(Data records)

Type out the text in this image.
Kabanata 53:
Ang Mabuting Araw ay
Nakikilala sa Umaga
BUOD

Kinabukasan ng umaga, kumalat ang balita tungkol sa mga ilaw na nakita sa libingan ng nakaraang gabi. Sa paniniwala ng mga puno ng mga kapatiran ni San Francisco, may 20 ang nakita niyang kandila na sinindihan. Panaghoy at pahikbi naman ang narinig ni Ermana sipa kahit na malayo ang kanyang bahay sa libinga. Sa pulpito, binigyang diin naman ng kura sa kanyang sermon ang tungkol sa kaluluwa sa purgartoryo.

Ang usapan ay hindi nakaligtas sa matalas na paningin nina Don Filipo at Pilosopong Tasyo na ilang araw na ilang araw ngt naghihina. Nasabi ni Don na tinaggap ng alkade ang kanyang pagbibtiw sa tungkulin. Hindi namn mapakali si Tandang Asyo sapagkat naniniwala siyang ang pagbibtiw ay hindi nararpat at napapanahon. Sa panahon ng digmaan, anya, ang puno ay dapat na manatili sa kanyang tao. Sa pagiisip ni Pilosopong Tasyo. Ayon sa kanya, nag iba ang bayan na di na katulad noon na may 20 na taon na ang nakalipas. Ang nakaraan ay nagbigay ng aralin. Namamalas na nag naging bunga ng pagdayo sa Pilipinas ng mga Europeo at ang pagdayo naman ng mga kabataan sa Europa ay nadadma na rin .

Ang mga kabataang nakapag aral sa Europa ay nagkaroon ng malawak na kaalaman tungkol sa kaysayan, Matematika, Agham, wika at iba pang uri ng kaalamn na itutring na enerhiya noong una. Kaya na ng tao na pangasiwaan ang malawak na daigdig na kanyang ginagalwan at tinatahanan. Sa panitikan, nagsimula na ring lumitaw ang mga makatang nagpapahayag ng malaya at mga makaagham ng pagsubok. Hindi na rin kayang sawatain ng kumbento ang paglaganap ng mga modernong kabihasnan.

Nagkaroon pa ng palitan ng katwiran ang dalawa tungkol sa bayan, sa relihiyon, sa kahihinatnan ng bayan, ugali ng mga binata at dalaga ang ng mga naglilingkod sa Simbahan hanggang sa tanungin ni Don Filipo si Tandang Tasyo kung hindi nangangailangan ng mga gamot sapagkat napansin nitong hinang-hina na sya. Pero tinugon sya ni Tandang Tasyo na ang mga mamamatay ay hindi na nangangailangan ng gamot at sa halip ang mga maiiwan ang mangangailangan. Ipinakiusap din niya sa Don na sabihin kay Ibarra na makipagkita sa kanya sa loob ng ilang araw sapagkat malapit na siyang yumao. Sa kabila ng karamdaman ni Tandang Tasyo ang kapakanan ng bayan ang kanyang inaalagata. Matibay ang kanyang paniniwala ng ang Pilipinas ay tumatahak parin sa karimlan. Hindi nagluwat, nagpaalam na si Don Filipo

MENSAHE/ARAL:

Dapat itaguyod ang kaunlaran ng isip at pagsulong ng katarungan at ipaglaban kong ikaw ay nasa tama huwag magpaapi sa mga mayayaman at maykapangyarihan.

## Task
Please output the complete data exactly.

## Task output
Type out the text in this image.
Kabanata 53:
Ang Mabuting Araw ay
Nakikilala sa Umaga
BUOD

Kinabukasan ng umaga, kumalat ang balita tungkol sa mga ilaw na nakita sa libingan ng nakaraang gabi. Sa paniniwala ng mga puno ng mga kapatiran ni San Francisco, may 20 ang nakita niyang kandila na sinindihan. Panaghoy at pahikbi naman ang narinig ni Ermana sipa kahit na malayo ang kanyang bahay sa libinga. Sa pulpito, binigyang diin naman ng kura sa kanyang sermon ang tungkol sa kaluluwa sa purgartoryo.

Ang usapan ay hindi nakaligtas sa matalas na paningin nina Don Filipo at Pilosopong Tasyo na ilang araw na ilang araw ngt naghihina. Nasabi ni Don na tinaggap ng alkade ang kanyang pagbibtiw sa tungkulin. Hindi namn mapakali si Tandang Asyo sapagkat naniniwala siyang ang pagbibtiw ay hindi nararpat at napapanahon. Sa panahon ng digmaan, anya, ang puno ay dapat na manatili sa kanyang tao. Sa pagiisip ni Pilosopong Tasyo. Ayon sa kanya, nag iba ang bayan na di na katulad noon na may 20 na taon na ang nakalipas. Ang nakaraan ay nagbigay ng aralin. Namamalas na nag naging bunga ng pagdayo sa Pilipinas ng mga Europeo at ang pagdayo naman ng mga kabataan sa Europa ay nadadma na rin .

Ang mga kabataang nakapag aral sa Europa ay nagkaroon ng malawak na kaalaman tungkol sa kaysayan, Matematika, Agham, wika at iba pang uri ng kaalamn na itutring na enerhiya noong una. Kaya na ng tao na pangasiwaan ang malawak na daigdig na kanyang ginagalwan at tinatahanan. Sa panitikan, nagsimula na ring lumitaw ang mga makatang nagpapahayag ng malaya at mga makaagham ng pagsubok. Hindi na rin kayang sawatain ng kumbento ang paglaganap ng mga modernong kabihasnan.

Nagkaroon pa ng palitan ng katwiran ang dalawa tungkol sa bayan, sa relihiyon, sa kahihinatnan ng bayan, ugali ng mga binata at dalaga ang ng mga naglilingkod sa Simbahan hanggang sa tanungin ni Don Filipo si Tandang Tasyo kung hindi nangangailangan ng mga gamot sapagkat napansin nitong hinang-hina na sya. Pero tinugon sya ni Tandang Tasyo na ang mga mamamatay ay hindi na nangangailangan ng gamot at sa halip ang mga maiiwan ang mangangailangan. Ipinakiusap din niya sa Don na sabihin kay Ibarra na makipagkita sa kanya sa loob ng ilang araw sapagkat malapit na siyang yumao. Sa kabila ng karamdaman ni Tandang Tasyo ang kapakanan ng bayan ang kanyang inaalagata. Matibay ang kanyang paniniwala ng ang Pilipinas ay tumatahak parin sa karimlan. Hindi nagluwat, nagpaalam na si Don Filipo

MENSAHE/ARAL:

Dapat itaguyod ang kaunlaran ng isip at pagsulong ng katarungan at ipaglaban kong ikaw ay nasa tama huwag magpaapi sa mga mayayaman at maykapangyarihan.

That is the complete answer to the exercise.